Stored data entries

**********

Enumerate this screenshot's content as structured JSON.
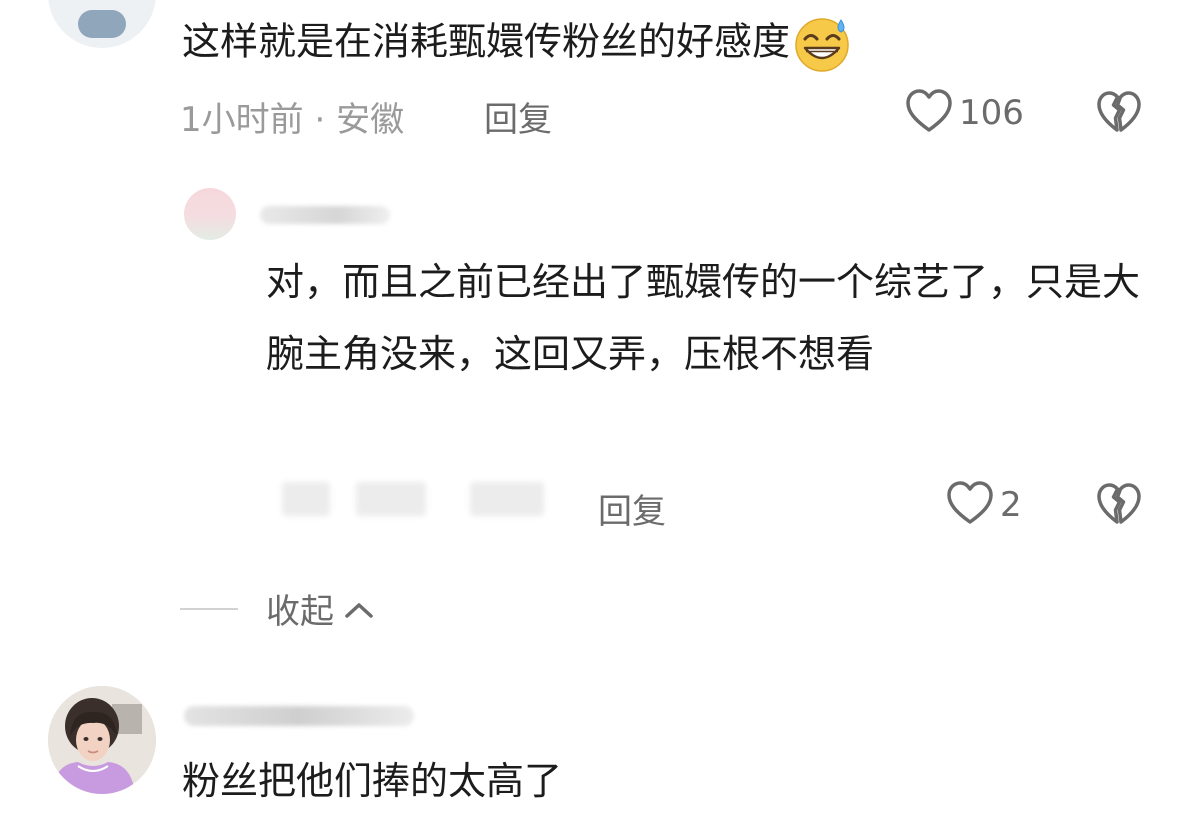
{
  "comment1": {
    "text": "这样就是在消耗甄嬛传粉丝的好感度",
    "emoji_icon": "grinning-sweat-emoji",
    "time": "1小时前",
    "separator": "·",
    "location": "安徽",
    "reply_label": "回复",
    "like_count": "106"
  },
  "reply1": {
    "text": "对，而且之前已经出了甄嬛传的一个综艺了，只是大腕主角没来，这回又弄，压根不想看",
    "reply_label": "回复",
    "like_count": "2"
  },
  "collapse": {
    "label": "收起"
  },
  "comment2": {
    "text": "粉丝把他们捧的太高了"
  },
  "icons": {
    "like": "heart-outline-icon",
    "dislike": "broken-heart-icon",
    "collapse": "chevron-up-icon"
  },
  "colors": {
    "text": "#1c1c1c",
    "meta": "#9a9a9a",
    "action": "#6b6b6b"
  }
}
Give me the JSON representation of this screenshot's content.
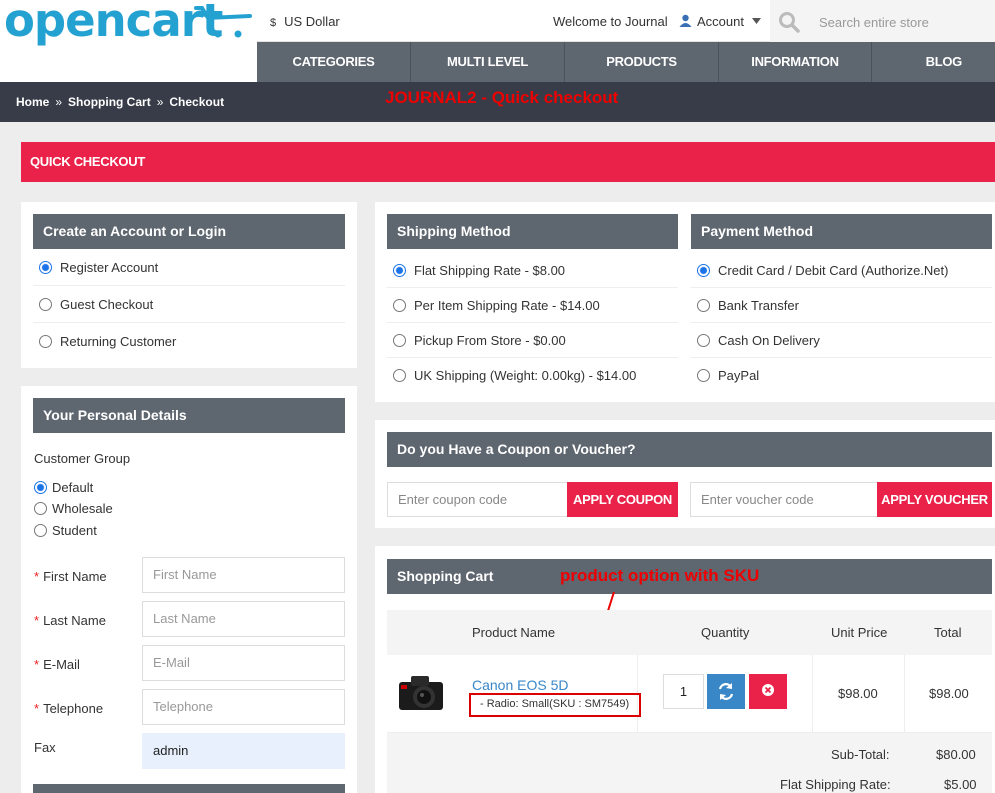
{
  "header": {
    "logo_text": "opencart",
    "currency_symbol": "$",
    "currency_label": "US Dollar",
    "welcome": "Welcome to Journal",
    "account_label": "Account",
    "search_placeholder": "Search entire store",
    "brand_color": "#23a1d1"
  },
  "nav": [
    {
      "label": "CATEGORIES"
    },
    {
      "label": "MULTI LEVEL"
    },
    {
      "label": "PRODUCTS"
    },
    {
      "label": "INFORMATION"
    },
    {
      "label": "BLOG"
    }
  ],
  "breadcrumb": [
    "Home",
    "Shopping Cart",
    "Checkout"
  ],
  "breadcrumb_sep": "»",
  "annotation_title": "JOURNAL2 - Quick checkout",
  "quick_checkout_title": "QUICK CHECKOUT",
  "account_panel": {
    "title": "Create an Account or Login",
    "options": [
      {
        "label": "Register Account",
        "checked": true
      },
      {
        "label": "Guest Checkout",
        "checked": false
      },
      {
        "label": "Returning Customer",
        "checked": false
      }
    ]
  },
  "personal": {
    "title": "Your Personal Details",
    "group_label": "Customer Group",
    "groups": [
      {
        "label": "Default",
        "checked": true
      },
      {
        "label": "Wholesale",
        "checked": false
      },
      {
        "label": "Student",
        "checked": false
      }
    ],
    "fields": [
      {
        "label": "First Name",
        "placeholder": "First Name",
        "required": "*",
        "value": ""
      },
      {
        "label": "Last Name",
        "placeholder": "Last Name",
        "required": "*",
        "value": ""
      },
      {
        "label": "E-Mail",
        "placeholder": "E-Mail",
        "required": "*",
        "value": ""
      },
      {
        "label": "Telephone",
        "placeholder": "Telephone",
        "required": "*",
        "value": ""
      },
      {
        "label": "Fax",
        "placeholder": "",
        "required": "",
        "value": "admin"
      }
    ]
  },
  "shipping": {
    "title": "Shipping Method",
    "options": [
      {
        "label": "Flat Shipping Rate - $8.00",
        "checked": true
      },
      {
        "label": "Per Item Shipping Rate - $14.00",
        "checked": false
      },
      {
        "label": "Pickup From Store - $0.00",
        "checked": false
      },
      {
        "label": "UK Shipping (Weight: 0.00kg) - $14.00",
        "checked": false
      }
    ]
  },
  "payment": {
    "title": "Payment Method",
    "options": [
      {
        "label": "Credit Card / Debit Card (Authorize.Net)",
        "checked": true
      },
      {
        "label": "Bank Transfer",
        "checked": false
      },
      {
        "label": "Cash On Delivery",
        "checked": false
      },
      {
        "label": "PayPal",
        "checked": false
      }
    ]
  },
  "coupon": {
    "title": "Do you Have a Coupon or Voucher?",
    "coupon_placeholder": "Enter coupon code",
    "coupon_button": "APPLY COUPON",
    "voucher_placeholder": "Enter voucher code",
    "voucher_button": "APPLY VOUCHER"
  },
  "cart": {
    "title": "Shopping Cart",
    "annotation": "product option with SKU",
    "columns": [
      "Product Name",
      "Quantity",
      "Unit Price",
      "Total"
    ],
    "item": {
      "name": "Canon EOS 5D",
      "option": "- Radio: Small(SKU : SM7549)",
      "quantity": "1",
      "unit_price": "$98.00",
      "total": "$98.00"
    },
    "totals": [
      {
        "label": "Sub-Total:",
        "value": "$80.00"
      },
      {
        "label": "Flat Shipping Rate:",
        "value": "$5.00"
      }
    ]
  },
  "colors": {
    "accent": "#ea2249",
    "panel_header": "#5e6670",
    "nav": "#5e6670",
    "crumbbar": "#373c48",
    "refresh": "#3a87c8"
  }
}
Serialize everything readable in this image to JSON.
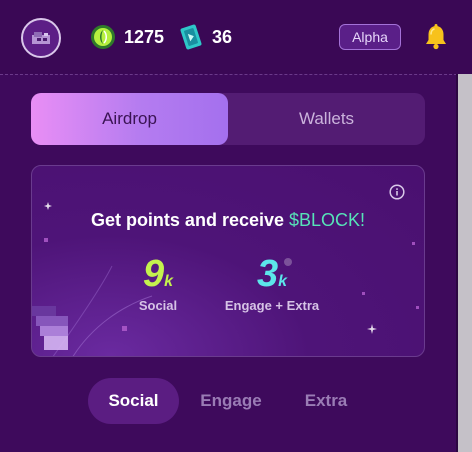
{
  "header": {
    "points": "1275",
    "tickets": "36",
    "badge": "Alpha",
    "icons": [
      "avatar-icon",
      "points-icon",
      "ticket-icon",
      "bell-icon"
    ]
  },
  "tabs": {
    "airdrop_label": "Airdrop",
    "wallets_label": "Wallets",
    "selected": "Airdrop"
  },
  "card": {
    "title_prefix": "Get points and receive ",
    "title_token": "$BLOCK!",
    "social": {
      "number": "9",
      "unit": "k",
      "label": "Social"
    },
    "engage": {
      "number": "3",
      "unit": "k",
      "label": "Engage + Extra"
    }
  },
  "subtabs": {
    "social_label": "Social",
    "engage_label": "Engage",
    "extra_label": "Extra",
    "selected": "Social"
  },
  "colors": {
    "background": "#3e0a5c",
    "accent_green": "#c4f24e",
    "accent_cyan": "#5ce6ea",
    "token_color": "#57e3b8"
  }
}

**********

--- PROBLEM TO WORK ON ---
Make a verbatim copy of all the entries and strip out the pictures.

--- OUTPUT FOR THIS TASK ---
Enumerate this screenshot's content as structured JSON.
{
  "comment1": {
    "text": "这样就是在消耗甄嬛传粉丝的好感度",
    "emoji_icon": "grinning-sweat-emoji",
    "time": "1小时前",
    "separator": "·",
    "location": "安徽",
    "reply_label": "回复",
    "like_count": "106"
  },
  "reply1": {
    "text": "对，而且之前已经出了甄嬛传的一个综艺了，只是大腕主角没来，这回又弄，压根不想看",
    "reply_label": "回复",
    "like_count": "2"
  },
  "collapse": {
    "label": "收起"
  },
  "comment2": {
    "text": "粉丝把他们捧的太高了"
  },
  "icons": {
    "like": "heart-outline-icon",
    "dislike": "broken-heart-icon",
    "collapse": "chevron-up-icon"
  },
  "colors": {
    "text": "#1c1c1c",
    "meta": "#9a9a9a",
    "action": "#6b6b6b"
  }
}
Give me the JSON representation of this screenshot's content.
{
  "header": {
    "logo_text": "opencart",
    "currency_symbol": "$",
    "currency_label": "US Dollar",
    "welcome": "Welcome to Journal",
    "account_label": "Account",
    "search_placeholder": "Search entire store",
    "brand_color": "#23a1d1"
  },
  "nav": [
    {
      "label": "CATEGORIES"
    },
    {
      "label": "MULTI LEVEL"
    },
    {
      "label": "PRODUCTS"
    },
    {
      "label": "INFORMATION"
    },
    {
      "label": "BLOG"
    }
  ],
  "breadcrumb": [
    "Home",
    "Shopping Cart",
    "Checkout"
  ],
  "breadcrumb_sep": "»",
  "annotation_title": "JOURNAL2 - Quick checkout",
  "quick_checkout_title": "QUICK CHECKOUT",
  "account_panel": {
    "title": "Create an Account or Login",
    "options": [
      {
        "label": "Register Account",
        "checked": true
      },
      {
        "label": "Guest Checkout",
        "checked": false
      },
      {
        "label": "Returning Customer",
        "checked": false
      }
    ]
  },
  "personal": {
    "title": "Your Personal Details",
    "group_label": "Customer Group",
    "groups": [
      {
        "label": "Default",
        "checked": true
      },
      {
        "label": "Wholesale",
        "checked": false
      },
      {
        "label": "Student",
        "checked": false
      }
    ],
    "fields": [
      {
        "label": "First Name",
        "placeholder": "First Name",
        "required": "*",
        "value": ""
      },
      {
        "label": "Last Name",
        "placeholder": "Last Name",
        "required": "*",
        "value": ""
      },
      {
        "label": "E-Mail",
        "placeholder": "E-Mail",
        "required": "*",
        "value": ""
      },
      {
        "label": "Telephone",
        "placeholder": "Telephone",
        "required": "*",
        "value": ""
      },
      {
        "label": "Fax",
        "placeholder": "",
        "required": "",
        "value": "admin"
      }
    ]
  },
  "shipping": {
    "title": "Shipping Method",
    "options": [
      {
        "label": "Flat Shipping Rate - $8.00",
        "checked": true
      },
      {
        "label": "Per Item Shipping Rate - $14.00",
        "checked": false
      },
      {
        "label": "Pickup From Store - $0.00",
        "checked": false
      },
      {
        "label": "UK Shipping (Weight: 0.00kg) - $14.00",
        "checked": false
      }
    ]
  },
  "payment": {
    "title": "Payment Method",
    "options": [
      {
        "label": "Credit Card / Debit Card (Authorize.Net)",
        "checked": true
      },
      {
        "label": "Bank Transfer",
        "checked": false
      },
      {
        "label": "Cash On Delivery",
        "checked": false
      },
      {
        "label": "PayPal",
        "checked": false
      }
    ]
  },
  "coupon": {
    "title": "Do you Have a Coupon or Voucher?",
    "coupon_placeholder": "Enter coupon code",
    "coupon_button": "APPLY COUPON",
    "voucher_placeholder": "Enter voucher code",
    "voucher_button": "APPLY VOUCHER"
  },
  "cart": {
    "title": "Shopping Cart",
    "annotation": "product option with SKU",
    "columns": [
      "Product Name",
      "Quantity",
      "Unit Price",
      "Total"
    ],
    "item": {
      "name": "Canon EOS 5D",
      "option": "- Radio: Small(SKU : SM7549)",
      "quantity": "1",
      "unit_price": "$98.00",
      "total": "$98.00"
    },
    "totals": [
      {
        "label": "Sub-Total:",
        "value": "$80.00"
      },
      {
        "label": "Flat Shipping Rate:",
        "value": "$5.00"
      }
    ]
  },
  "colors": {
    "accent": "#ea2249",
    "panel_header": "#5e6670",
    "nav": "#5e6670",
    "crumbbar": "#373c48",
    "refresh": "#3a87c8"
  }
}
Serialize everything readable in this image to JSON.
{
  "header": {
    "points": "1275",
    "tickets": "36",
    "badge": "Alpha",
    "icons": [
      "avatar-icon",
      "points-icon",
      "ticket-icon",
      "bell-icon"
    ]
  },
  "tabs": {
    "airdrop_label": "Airdrop",
    "wallets_label": "Wallets",
    "selected": "Airdrop"
  },
  "card": {
    "title_prefix": "Get points and receive ",
    "title_token": "$BLOCK!",
    "social": {
      "number": "9",
      "unit": "k",
      "label": "Social"
    },
    "engage": {
      "number": "3",
      "unit": "k",
      "label": "Engage + Extra"
    }
  },
  "subtabs": {
    "social_label": "Social",
    "engage_label": "Engage",
    "extra_label": "Extra",
    "selected": "Social"
  },
  "colors": {
    "background": "#3e0a5c",
    "accent_green": "#c4f24e",
    "accent_cyan": "#5ce6ea",
    "token_color": "#57e3b8"
  }
}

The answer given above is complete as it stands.